◆ SHORT PROBLEM:
Output the records. Match them exactly.

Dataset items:
============================================================

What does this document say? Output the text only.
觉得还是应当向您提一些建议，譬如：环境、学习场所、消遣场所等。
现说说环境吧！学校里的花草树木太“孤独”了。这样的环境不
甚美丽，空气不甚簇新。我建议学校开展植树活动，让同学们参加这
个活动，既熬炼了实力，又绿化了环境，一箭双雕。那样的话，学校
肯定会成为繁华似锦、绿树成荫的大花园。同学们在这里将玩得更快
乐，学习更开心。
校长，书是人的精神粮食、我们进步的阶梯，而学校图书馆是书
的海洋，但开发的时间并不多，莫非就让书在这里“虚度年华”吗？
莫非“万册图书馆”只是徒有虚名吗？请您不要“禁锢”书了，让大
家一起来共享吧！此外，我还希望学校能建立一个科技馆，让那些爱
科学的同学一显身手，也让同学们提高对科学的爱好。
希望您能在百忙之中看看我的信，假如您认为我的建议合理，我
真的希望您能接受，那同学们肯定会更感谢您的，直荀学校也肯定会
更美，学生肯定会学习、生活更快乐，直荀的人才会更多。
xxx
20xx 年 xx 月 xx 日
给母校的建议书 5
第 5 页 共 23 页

============================================================

◆ SOLUTION:
What does this document say? Output the text only.
觉得还是应当向您提一些建议，譬如：环境、学习场所、消遣场所等。
现说说环境吧！学校里的花草树木太“孤独”了。这样的环境不
甚美丽，空气不甚簇新。我建议学校开展植树活动，让同学们参加这
个活动，既熬炼了实力，又绿化了环境，一箭双雕。那样的话，学校
肯定会成为繁华似锦、绿树成荫的大花园。同学们在这里将玩得更快
乐，学习更开心。
校长，书是人的精神粮食、我们进步的阶梯，而学校图书馆是书
的海洋，但开发的时间并不多，莫非就让书在这里“虚度年华”吗？
莫非“万册图书馆”只是徒有虚名吗？请您不要“禁锢”书了，让大
家一起来共享吧！此外，我还希望学校能建立一个科技馆，让那些爱
科学的同学一显身手，也让同学们提高对科学的爱好。
希望您能在百忙之中看看我的信，假如您认为我的建议合理，我
真的希望您能接受，那同学们肯定会更感谢您的，直荀学校也肯定会
更美，学生肯定会学习、生活更快乐，直荀的人才会更多。
xxx
20xx 年 xx 月 xx 日
给母校的建议书 5
第 5 页 共 23 页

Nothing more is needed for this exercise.